**WHAT IS BEING ASKED**
Could you quote the entries word for word, starting at the very beginning and ending with the line that contains "legend-label: Egg Yolk: [475, 86, 523, 100]", including that line?

**INPUT DATA**
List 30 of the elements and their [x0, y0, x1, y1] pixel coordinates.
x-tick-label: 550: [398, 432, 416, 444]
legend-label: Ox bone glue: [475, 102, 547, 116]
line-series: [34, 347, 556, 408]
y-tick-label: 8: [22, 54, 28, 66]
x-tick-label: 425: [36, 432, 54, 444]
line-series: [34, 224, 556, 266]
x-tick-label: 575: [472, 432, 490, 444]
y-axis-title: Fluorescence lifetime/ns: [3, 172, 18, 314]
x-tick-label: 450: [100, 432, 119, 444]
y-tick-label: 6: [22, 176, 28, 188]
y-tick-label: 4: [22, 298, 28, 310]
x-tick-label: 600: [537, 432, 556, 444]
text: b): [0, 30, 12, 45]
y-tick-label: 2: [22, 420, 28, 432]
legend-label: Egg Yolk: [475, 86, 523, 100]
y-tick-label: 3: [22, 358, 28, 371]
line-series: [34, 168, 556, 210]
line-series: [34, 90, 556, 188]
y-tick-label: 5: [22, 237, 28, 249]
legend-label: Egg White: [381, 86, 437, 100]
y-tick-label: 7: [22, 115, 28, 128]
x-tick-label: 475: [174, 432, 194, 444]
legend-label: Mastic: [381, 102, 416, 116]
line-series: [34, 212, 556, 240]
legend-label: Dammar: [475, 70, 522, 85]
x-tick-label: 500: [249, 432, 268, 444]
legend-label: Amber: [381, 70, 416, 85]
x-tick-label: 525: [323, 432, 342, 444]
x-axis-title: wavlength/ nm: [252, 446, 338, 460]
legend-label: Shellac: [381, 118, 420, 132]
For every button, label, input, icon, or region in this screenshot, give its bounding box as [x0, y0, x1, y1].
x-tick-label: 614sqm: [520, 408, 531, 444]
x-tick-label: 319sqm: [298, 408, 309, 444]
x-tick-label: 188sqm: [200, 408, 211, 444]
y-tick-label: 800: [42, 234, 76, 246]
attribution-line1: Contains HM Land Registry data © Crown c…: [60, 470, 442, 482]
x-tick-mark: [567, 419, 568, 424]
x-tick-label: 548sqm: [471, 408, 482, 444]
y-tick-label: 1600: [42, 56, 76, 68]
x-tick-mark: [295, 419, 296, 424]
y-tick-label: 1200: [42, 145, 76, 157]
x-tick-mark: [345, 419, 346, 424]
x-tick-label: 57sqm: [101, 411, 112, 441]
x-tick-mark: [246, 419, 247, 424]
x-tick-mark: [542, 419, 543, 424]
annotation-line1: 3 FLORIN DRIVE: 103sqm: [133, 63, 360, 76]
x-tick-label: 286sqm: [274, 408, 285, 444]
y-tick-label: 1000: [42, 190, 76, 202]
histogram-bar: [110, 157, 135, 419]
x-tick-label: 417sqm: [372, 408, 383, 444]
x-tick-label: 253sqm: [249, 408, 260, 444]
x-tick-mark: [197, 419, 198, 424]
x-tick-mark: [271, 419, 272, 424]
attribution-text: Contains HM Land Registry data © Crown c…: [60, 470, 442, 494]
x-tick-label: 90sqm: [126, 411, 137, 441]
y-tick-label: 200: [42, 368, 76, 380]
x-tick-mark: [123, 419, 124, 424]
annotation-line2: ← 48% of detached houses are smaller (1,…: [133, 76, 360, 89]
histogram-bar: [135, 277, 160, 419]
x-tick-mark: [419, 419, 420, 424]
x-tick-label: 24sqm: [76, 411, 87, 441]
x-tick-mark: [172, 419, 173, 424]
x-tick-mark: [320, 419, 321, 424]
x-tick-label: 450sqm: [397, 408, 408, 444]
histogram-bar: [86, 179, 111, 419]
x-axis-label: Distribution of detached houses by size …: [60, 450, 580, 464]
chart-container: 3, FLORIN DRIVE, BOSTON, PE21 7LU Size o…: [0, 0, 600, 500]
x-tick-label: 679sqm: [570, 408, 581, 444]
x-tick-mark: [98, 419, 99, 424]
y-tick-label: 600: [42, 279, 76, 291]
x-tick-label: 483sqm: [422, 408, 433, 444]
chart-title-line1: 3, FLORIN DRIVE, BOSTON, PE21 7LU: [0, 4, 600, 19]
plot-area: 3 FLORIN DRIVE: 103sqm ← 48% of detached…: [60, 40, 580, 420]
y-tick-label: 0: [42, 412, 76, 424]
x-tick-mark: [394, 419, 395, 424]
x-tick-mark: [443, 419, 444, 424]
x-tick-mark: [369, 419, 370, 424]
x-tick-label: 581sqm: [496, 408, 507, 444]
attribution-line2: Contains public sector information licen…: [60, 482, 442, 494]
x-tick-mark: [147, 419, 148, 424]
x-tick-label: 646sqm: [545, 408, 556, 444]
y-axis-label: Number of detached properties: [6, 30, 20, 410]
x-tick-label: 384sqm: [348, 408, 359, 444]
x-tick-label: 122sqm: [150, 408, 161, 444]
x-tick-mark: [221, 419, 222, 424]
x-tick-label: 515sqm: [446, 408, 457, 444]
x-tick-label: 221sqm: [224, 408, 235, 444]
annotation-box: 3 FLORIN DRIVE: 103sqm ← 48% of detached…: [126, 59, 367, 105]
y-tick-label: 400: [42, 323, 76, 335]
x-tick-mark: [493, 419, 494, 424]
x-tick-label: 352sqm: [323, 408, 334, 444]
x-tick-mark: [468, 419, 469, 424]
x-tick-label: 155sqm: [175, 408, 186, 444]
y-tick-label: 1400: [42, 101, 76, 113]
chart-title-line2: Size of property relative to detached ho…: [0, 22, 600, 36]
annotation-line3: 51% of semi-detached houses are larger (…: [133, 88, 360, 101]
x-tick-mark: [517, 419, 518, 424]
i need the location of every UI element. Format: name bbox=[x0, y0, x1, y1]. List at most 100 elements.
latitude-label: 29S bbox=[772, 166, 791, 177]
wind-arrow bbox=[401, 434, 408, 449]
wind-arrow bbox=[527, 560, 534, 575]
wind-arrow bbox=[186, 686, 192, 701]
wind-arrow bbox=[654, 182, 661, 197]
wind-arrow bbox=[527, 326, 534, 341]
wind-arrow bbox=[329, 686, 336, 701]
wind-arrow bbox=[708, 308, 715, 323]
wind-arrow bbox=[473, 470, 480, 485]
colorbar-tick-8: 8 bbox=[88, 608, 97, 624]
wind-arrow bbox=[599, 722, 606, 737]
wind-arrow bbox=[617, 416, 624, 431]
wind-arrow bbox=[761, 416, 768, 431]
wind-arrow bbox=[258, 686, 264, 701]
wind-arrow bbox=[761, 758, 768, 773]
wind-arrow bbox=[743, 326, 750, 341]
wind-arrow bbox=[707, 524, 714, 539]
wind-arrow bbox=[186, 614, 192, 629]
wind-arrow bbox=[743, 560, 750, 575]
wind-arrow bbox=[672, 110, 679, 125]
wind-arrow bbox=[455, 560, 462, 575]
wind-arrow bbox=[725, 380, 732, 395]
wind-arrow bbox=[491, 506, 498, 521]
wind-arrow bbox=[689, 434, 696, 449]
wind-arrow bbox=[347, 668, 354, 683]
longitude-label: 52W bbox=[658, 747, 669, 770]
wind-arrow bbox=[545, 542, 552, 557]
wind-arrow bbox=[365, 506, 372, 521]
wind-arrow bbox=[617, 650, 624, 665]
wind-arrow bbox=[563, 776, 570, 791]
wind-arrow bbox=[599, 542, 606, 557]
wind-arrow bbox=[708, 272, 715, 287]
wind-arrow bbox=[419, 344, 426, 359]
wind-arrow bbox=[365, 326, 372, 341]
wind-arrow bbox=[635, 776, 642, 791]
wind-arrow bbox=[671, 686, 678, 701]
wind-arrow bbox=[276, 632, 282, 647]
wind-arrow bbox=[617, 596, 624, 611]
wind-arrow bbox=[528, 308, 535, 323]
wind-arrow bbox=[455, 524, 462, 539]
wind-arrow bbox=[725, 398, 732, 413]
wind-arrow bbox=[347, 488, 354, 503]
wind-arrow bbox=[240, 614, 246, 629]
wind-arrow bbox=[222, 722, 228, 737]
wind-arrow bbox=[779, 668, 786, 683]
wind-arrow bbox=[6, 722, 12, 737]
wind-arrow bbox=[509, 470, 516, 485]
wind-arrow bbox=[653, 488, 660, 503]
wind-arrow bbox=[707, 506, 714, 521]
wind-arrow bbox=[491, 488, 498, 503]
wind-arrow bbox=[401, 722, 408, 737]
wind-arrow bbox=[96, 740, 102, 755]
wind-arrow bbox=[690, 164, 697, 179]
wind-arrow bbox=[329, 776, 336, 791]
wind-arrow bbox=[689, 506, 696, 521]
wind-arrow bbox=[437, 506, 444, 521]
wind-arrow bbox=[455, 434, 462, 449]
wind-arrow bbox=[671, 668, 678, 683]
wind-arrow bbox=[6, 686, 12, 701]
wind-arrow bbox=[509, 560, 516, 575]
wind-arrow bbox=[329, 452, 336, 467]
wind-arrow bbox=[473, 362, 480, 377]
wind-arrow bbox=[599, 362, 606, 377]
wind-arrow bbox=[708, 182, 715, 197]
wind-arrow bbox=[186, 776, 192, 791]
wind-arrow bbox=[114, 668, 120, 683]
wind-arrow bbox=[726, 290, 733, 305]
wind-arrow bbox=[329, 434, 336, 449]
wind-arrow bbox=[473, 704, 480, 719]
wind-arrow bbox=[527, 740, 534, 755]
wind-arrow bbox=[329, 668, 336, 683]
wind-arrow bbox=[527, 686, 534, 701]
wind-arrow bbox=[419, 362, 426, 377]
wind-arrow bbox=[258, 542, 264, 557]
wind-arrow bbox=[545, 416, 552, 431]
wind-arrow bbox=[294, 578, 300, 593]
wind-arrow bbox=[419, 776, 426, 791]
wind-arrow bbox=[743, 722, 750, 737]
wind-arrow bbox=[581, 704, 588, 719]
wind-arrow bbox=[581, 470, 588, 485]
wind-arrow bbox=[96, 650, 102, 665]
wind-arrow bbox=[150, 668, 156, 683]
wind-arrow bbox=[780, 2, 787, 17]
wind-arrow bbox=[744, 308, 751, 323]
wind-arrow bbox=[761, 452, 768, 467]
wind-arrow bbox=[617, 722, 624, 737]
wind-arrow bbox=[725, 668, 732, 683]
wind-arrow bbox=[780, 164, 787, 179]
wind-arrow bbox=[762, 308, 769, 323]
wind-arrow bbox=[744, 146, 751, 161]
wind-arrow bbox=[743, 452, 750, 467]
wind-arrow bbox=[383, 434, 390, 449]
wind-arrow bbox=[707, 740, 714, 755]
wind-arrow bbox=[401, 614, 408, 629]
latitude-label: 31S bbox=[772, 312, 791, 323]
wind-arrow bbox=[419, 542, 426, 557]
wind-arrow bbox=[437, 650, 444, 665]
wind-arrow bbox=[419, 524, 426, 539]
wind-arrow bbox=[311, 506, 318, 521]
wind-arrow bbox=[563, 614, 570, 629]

**RESPONSE TO THE TASK**
List 30 of the elements and their [x0, y0, x1, y1] pixel coordinates.
x-tick-label: 550: [398, 432, 416, 444]
legend-label: Ox bone glue: [475, 102, 547, 116]
line-series: [34, 347, 556, 408]
y-tick-label: 8: [22, 54, 28, 66]
x-tick-label: 425: [36, 432, 54, 444]
line-series: [34, 224, 556, 266]
x-tick-label: 575: [472, 432, 490, 444]
y-axis-title: Fluorescence lifetime/ns: [3, 172, 18, 314]
x-tick-label: 450: [100, 432, 119, 444]
y-tick-label: 6: [22, 176, 28, 188]
y-tick-label: 4: [22, 298, 28, 310]
x-tick-label: 600: [537, 432, 556, 444]
text: b): [0, 30, 12, 45]
y-tick-label: 2: [22, 420, 28, 432]
legend-label: Egg Yolk: [475, 86, 523, 100]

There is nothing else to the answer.